Copy the stretch of items from the line containing "I need the location" through the line containing "card-label[interactable]: Email Campaign [316, 269, 422, 285]", reproducing each line without alteration.

##### Supplied data #####

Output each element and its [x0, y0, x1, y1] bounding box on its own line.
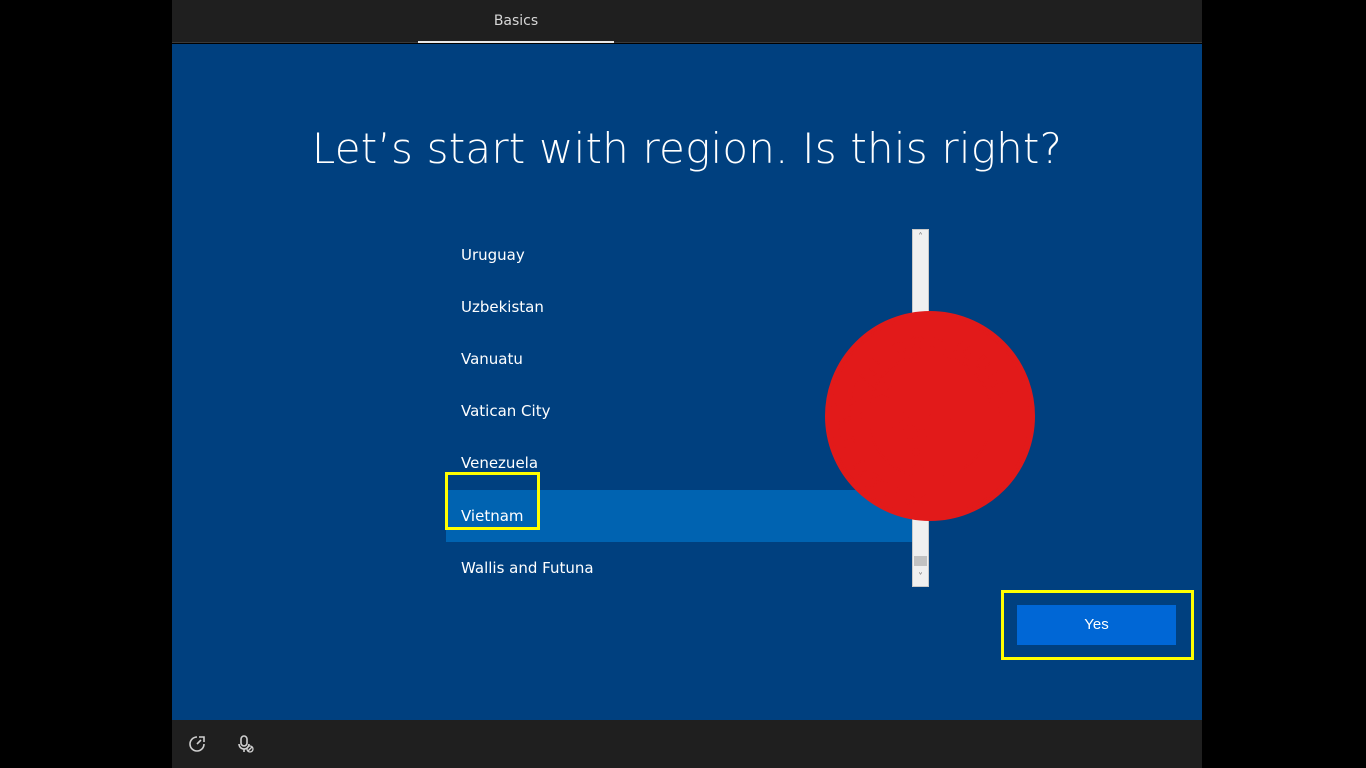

#####
##### Supplied data #####

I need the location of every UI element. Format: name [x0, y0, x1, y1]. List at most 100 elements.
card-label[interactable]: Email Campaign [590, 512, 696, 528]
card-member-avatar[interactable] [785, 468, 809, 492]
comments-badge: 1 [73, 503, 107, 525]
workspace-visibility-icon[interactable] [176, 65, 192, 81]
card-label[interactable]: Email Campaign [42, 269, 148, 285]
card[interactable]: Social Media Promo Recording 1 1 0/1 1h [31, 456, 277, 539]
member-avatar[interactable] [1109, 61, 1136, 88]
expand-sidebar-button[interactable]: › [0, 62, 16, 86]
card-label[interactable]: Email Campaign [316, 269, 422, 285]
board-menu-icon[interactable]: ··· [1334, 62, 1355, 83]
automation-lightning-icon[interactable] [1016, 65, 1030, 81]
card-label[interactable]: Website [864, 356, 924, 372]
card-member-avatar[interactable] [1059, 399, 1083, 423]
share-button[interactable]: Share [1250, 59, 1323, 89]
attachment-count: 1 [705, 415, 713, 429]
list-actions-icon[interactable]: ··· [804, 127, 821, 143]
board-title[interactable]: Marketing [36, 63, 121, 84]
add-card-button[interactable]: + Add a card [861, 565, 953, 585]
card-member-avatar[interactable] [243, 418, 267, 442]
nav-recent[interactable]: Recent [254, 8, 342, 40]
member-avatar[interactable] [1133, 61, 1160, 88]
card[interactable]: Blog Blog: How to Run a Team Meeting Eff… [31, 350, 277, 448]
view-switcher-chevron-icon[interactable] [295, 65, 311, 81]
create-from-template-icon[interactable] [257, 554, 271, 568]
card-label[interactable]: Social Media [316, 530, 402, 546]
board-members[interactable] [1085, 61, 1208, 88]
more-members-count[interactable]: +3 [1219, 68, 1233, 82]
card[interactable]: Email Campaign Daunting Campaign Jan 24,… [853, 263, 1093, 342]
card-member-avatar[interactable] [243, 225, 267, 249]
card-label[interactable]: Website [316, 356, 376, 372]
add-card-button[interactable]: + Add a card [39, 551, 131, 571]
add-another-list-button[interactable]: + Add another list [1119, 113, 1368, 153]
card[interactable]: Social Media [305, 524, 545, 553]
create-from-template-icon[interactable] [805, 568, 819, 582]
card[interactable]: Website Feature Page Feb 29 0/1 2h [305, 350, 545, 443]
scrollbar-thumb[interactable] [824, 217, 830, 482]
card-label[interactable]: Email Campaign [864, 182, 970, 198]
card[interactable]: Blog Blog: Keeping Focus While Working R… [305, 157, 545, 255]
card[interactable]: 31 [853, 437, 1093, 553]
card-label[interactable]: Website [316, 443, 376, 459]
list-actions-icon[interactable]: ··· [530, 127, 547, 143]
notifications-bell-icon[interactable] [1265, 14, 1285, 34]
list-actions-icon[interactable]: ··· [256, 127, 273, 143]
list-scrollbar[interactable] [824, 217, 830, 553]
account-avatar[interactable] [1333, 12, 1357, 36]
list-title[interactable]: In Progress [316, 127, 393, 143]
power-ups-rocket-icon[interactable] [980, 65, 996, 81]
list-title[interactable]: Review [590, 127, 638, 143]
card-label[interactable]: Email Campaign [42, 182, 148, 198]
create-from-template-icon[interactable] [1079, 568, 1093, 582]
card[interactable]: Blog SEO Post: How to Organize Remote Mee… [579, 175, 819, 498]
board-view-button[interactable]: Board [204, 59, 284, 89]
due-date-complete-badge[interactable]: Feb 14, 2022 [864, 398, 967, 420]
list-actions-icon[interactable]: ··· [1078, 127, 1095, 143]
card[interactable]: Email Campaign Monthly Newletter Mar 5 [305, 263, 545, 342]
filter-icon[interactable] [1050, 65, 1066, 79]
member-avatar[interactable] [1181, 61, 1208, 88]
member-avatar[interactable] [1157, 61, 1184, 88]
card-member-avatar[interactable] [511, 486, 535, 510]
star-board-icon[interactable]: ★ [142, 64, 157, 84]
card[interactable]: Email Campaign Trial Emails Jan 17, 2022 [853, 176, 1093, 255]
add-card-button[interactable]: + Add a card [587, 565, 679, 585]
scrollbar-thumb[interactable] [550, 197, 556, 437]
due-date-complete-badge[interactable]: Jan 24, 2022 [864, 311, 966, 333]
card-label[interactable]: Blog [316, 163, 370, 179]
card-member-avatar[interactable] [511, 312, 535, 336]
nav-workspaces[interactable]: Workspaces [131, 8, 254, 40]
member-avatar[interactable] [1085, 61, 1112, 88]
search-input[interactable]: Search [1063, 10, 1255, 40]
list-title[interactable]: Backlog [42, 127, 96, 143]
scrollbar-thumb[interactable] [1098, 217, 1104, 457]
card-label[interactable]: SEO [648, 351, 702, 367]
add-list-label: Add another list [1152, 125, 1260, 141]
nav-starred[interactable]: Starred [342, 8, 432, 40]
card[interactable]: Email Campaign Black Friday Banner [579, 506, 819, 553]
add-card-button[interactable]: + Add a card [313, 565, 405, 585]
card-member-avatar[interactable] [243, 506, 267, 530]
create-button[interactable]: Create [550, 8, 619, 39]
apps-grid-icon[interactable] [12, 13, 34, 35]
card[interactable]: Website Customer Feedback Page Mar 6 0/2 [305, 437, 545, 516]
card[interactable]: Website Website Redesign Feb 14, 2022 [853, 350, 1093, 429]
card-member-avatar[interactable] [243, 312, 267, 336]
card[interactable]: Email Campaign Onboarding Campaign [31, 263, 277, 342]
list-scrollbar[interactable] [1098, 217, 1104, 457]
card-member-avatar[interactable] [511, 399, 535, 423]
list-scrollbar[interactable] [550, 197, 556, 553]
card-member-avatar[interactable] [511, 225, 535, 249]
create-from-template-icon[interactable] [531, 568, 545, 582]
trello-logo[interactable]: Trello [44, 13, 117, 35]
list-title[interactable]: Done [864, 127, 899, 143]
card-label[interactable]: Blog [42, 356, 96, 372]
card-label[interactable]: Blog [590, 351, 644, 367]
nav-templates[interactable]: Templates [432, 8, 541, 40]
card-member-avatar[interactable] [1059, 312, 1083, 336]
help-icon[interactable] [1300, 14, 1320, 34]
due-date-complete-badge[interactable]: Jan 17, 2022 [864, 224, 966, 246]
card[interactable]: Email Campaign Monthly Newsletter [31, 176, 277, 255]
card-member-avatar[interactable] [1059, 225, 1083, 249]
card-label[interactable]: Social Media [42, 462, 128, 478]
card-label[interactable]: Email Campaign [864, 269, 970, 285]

#####

### Answer to this problem
I need the location of every UI element. Format: name [x0, y0, x1, y1]. List at most 100 elements.
card-label[interactable]: Email Campaign [590, 512, 696, 528]
card-member-avatar[interactable] [785, 468, 809, 492]
comments-badge: 1 [73, 503, 107, 525]
workspace-visibility-icon[interactable] [176, 65, 192, 81]
card-label[interactable]: Email Campaign [42, 269, 148, 285]
card[interactable]: Social Media Promo Recording 1 1 0/1 1h [31, 456, 277, 539]
member-avatar[interactable] [1109, 61, 1136, 88]
expand-sidebar-button[interactable]: › [0, 62, 16, 86]
card-label[interactable]: Email Campaign [316, 269, 422, 285]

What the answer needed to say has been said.